Aim of the task:
Go through the entries one line at a time, and gather every line that has the word "sätt".

Dataset items:
──────────

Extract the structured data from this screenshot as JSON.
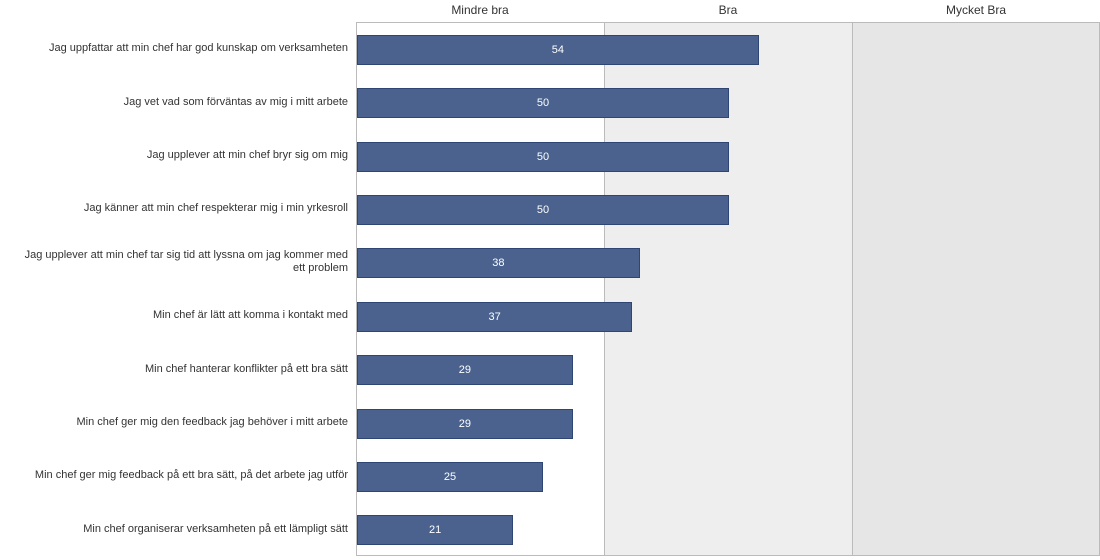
{
  "chart_data": {
    "type": "bar",
    "orientation": "horizontal",
    "x_range": [
      0,
      100
    ],
    "header_labels": [
      "Mindre bra",
      "Bra",
      "Mycket Bra"
    ],
    "bands": [
      {
        "from": 0,
        "to": 33.333,
        "label": "Mindre bra"
      },
      {
        "from": 33.333,
        "to": 66.666,
        "label": "Bra"
      },
      {
        "from": 66.666,
        "to": 100,
        "label": "Mycket Bra"
      }
    ],
    "categories": [
      "Jag uppfattar att min chef har god kunskap om verksamheten",
      "Jag vet vad som förväntas av mig i mitt arbete",
      "Jag upplever att min chef bryr sig om mig",
      "Jag känner att min chef respekterar mig i min yrkesroll",
      "Jag upplever att min chef tar sig tid att lyssna om jag kommer med ett problem",
      "Min chef är lätt att komma i kontakt med",
      "Min chef hanterar konflikter på ett bra sätt",
      "Min chef ger mig den feedback jag behöver i mitt arbete",
      "Min chef ger mig feedback på ett bra sätt, på det arbete jag utför",
      "Min chef organiserar verksamheten på ett lämpligt sätt"
    ],
    "values": [
      54,
      50,
      50,
      50,
      38,
      37,
      29,
      29,
      25,
      21
    ],
    "bar_color": "#4a628d"
  }
}
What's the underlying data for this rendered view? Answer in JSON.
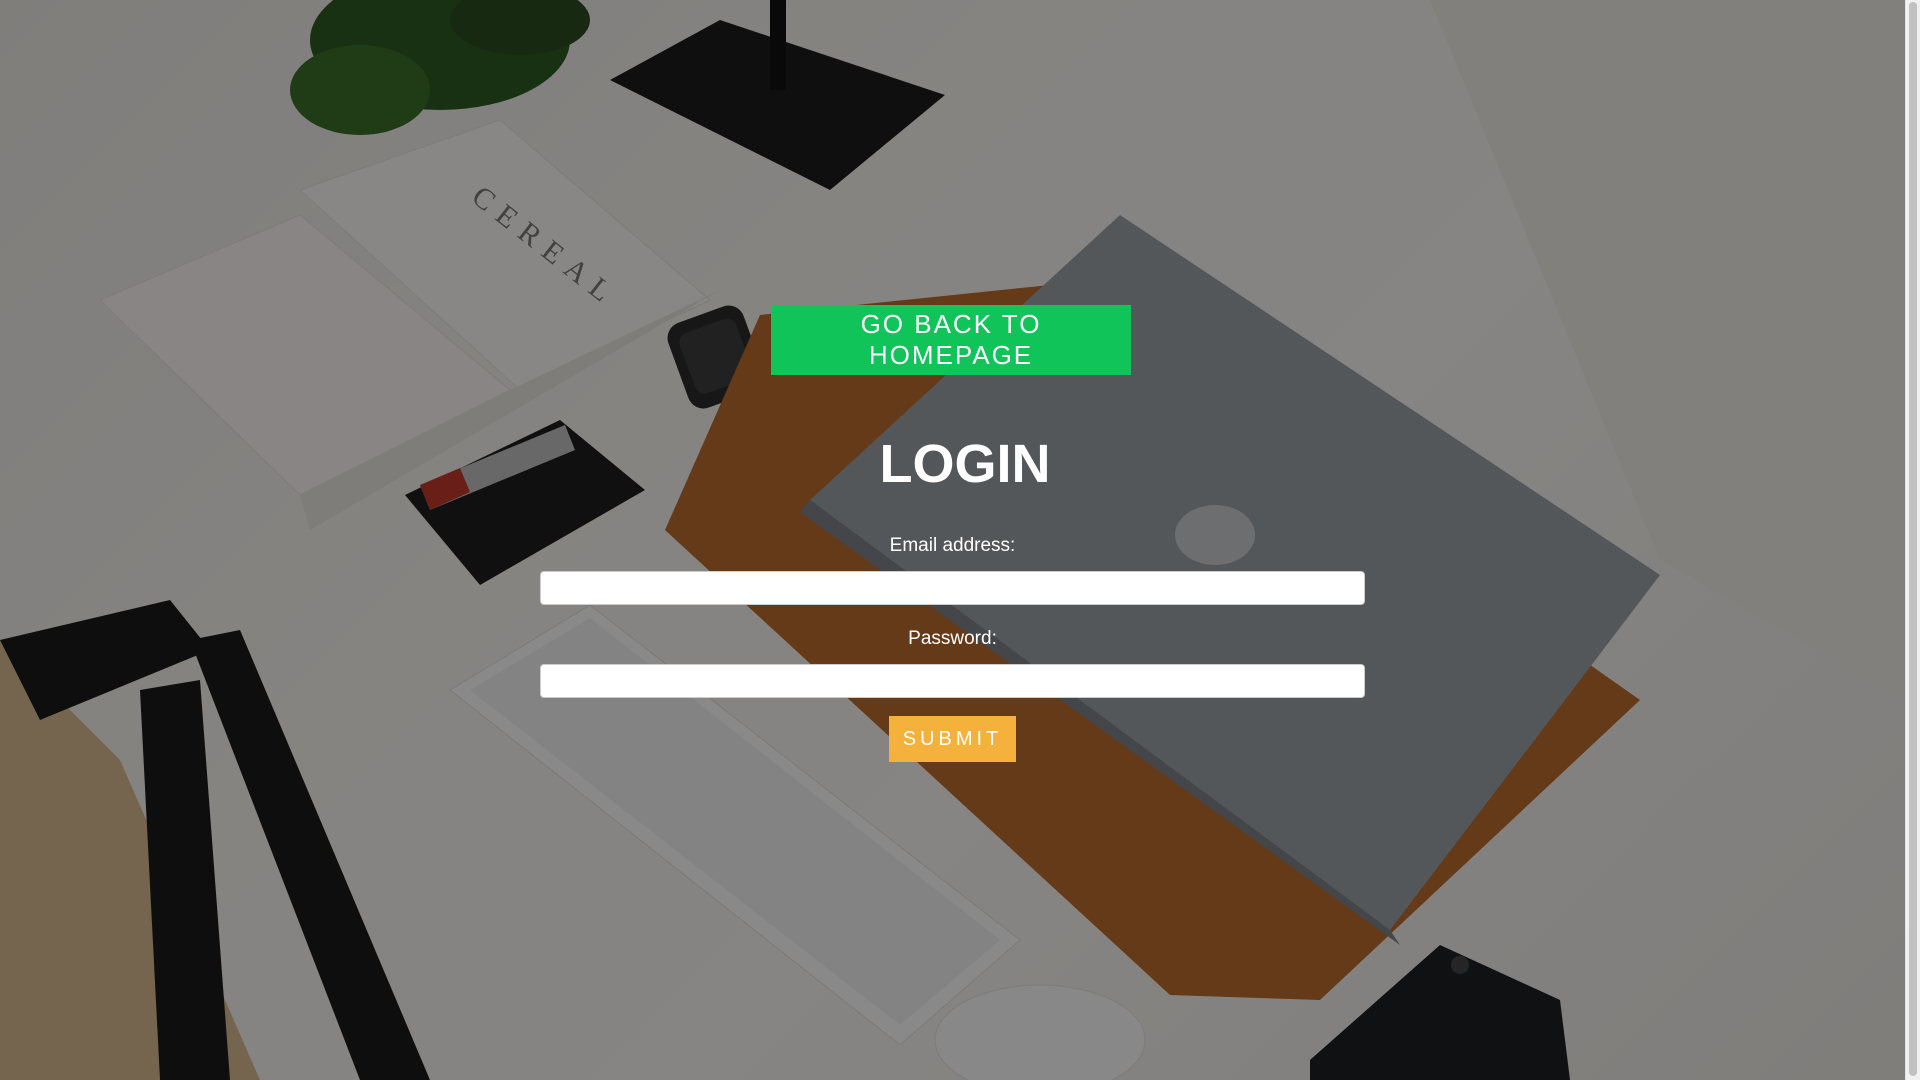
{
  "nav": {
    "home_button_label": "GO BACK TO HOMEPAGE"
  },
  "login": {
    "title": "LOGIN",
    "email_label": "Email address:",
    "email_value": "",
    "password_label": "Password:",
    "password_value": "",
    "submit_label": "SUBMIT"
  },
  "colors": {
    "home_button": "#10c45a",
    "submit_button": "#f4b13c",
    "text": "#ffffff",
    "overlay": "rgba(0,0,0,0.45)"
  },
  "background": {
    "scene_icons": [
      "plant",
      "lamp-base",
      "magazine",
      "notebook",
      "smartwatch",
      "card-wallet",
      "laptop",
      "leather-sleeve",
      "keyboard",
      "mouse",
      "smartphone",
      "desk-legs"
    ],
    "magazine_text": "CEREAL"
  }
}
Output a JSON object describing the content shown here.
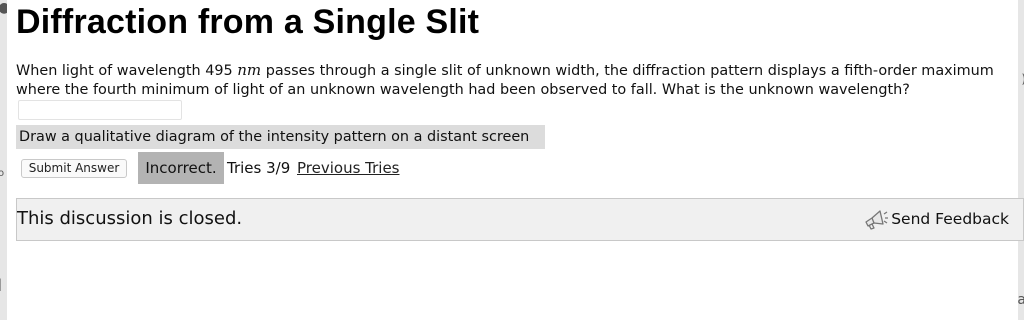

──────────

Finished task:
      "Min chef hanterar konflikter på ett bra sätt",
      "Min chef ger mig feedback på ett bra sätt, på det arbete jag utför",
      "Min chef organiserar verksamheten på ett lämpligt sätt"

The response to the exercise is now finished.